Using the data below, tally the lines that include the string "plain". Only the number is wanted.

## Stored items
>>>

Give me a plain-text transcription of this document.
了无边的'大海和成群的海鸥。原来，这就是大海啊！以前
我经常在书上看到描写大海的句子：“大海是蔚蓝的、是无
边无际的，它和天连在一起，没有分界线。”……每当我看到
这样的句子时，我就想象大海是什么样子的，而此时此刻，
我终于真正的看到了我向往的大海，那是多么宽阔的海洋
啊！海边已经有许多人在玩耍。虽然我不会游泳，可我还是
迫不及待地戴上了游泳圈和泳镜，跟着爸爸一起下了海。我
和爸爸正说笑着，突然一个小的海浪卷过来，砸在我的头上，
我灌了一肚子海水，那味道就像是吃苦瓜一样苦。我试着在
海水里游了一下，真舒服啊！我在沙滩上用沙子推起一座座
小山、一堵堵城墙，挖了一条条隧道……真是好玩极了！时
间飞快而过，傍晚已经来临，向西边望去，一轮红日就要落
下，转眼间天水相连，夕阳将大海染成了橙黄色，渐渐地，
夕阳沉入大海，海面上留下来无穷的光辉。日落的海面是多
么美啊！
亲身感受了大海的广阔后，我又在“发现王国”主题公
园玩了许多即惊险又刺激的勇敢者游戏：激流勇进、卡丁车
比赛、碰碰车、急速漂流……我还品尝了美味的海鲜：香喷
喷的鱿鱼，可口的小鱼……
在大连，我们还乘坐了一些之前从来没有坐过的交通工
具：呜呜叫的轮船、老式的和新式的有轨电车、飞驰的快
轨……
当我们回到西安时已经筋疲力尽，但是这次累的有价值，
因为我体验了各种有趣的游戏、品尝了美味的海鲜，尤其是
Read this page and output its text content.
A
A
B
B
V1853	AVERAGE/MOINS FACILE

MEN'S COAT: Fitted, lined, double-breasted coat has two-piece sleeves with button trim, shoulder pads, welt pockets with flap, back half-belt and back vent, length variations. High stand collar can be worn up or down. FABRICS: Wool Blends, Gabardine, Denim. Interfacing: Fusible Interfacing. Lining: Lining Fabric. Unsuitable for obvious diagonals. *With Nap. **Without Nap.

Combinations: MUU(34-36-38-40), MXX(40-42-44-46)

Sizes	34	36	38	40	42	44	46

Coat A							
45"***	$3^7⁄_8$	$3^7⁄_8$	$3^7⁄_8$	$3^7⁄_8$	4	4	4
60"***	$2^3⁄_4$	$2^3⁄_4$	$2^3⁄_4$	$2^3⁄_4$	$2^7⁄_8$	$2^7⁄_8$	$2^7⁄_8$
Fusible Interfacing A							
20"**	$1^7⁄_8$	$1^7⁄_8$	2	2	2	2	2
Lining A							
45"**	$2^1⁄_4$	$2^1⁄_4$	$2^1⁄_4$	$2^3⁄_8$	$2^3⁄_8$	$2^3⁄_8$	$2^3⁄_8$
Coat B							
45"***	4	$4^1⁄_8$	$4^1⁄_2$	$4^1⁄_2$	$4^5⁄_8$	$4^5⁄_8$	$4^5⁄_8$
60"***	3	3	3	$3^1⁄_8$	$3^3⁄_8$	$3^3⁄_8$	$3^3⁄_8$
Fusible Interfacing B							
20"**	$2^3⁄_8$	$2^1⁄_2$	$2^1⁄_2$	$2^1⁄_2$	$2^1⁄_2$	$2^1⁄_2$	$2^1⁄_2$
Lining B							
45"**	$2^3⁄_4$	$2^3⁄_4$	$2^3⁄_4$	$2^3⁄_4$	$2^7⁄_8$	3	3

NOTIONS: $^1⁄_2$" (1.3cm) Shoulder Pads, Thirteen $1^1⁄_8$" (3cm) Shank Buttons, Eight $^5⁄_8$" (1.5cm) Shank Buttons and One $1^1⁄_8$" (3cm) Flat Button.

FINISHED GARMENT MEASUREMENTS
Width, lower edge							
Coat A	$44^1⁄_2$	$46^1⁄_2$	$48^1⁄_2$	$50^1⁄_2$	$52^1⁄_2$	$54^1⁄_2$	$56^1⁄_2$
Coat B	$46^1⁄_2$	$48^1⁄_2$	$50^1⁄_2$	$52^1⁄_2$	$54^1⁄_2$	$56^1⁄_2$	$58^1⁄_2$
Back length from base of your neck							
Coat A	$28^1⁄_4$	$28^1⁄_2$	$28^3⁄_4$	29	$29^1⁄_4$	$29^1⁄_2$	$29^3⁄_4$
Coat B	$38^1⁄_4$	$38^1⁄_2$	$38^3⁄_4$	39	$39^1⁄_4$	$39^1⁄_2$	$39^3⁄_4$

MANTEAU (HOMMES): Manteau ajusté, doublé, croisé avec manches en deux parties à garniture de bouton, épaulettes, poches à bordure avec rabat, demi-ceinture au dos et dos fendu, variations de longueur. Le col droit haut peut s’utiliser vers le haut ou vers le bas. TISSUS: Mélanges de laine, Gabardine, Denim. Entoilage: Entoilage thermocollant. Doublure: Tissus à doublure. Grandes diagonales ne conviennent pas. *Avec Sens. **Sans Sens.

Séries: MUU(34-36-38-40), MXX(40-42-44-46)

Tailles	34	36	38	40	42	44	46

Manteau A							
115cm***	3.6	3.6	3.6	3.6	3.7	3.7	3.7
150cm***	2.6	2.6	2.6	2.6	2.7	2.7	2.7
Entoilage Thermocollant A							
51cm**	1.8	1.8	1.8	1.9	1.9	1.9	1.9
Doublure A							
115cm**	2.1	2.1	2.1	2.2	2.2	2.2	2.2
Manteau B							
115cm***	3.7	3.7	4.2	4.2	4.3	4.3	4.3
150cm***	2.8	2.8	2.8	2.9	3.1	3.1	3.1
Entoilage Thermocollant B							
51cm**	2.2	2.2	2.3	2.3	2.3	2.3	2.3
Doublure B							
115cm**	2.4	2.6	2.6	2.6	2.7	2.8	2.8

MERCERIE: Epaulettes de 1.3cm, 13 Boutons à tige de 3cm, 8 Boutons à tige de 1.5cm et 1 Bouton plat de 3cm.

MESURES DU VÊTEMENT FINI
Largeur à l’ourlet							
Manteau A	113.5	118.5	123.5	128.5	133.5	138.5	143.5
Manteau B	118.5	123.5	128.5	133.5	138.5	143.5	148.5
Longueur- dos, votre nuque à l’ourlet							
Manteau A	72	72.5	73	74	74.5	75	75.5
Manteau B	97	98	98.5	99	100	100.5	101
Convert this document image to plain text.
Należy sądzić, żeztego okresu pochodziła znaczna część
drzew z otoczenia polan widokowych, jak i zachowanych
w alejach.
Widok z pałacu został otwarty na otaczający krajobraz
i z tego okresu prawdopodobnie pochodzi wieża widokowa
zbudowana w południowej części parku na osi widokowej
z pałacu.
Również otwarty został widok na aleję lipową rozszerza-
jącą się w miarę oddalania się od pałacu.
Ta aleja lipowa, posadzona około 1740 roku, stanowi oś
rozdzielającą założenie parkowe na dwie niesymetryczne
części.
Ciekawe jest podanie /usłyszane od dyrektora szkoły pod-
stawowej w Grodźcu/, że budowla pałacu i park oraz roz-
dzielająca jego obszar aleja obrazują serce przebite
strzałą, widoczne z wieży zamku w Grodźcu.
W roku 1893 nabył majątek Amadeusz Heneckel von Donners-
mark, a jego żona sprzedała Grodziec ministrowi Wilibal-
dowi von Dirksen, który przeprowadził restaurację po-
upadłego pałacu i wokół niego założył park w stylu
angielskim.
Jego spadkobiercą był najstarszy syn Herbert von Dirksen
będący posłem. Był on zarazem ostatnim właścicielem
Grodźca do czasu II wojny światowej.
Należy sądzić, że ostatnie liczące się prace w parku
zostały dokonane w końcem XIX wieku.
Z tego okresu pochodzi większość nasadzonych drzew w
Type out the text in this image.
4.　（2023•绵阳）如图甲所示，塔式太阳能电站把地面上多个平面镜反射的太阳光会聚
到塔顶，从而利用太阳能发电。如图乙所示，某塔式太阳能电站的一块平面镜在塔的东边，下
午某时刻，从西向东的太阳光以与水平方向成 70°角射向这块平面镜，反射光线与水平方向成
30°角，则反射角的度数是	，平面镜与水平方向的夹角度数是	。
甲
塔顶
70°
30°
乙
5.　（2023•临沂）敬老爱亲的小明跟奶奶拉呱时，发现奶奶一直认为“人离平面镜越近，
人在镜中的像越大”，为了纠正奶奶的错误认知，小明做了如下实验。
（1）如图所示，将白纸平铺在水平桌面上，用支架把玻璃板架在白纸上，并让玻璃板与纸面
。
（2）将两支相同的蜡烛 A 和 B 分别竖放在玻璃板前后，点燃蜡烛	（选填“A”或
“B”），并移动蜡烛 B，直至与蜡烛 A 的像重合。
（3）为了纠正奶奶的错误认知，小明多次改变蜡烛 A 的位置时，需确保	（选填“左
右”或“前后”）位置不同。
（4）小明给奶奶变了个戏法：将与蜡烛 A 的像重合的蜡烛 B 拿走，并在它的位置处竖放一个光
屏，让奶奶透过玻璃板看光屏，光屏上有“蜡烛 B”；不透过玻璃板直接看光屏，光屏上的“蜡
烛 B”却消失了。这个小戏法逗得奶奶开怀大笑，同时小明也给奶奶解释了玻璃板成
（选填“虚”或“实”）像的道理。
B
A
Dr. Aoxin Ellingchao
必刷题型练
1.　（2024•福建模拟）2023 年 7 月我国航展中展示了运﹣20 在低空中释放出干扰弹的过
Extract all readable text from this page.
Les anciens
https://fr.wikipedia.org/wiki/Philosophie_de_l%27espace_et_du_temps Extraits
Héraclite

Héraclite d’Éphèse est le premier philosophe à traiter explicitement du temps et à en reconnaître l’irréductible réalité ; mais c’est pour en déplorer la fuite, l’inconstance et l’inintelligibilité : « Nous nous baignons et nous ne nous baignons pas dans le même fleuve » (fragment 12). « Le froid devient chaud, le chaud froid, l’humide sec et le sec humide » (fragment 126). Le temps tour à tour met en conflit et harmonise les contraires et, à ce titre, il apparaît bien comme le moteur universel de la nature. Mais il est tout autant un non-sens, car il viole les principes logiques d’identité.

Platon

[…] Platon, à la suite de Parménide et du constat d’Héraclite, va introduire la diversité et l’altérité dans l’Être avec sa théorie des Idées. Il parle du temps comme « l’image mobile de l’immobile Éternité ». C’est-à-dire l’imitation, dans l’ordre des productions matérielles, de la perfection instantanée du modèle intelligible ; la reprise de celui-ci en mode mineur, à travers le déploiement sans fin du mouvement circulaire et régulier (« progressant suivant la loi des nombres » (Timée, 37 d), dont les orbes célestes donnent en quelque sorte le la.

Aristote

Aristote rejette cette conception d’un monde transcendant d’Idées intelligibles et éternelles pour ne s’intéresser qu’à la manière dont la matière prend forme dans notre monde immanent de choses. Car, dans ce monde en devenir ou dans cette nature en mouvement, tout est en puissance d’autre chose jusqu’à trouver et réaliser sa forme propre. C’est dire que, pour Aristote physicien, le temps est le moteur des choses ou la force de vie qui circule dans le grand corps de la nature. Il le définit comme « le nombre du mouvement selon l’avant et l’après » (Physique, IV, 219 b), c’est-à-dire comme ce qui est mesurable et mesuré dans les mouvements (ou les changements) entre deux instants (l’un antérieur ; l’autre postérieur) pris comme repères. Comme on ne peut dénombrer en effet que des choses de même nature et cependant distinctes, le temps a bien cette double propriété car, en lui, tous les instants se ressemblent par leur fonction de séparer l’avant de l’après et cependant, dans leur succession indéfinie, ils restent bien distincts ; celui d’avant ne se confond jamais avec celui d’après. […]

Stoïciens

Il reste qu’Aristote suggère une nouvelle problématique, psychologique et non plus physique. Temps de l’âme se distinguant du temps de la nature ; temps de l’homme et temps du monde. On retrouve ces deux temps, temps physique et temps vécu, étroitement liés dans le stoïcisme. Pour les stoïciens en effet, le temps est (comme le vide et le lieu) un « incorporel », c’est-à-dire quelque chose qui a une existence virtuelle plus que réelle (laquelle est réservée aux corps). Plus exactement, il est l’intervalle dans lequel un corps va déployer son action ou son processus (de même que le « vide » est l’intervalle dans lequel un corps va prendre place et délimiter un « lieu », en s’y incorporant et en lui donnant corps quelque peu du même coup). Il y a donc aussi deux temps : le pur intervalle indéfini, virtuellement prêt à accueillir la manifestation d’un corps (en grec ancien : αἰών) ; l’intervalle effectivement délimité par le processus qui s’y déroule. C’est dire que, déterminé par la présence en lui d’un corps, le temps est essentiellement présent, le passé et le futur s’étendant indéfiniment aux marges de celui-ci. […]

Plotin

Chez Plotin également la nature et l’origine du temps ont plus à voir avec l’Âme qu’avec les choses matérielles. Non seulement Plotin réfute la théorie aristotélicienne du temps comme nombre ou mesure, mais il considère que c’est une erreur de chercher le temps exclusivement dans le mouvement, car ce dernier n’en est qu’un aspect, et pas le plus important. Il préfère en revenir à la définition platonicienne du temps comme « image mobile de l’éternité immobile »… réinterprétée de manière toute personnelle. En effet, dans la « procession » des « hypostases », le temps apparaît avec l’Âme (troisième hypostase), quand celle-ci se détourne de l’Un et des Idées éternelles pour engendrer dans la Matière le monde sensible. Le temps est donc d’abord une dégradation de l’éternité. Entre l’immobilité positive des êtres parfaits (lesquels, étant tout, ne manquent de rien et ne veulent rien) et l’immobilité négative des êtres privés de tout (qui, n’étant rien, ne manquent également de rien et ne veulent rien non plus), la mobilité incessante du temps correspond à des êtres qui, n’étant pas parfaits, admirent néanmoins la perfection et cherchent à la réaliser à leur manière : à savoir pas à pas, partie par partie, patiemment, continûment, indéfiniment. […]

<<<

## Worked solution
2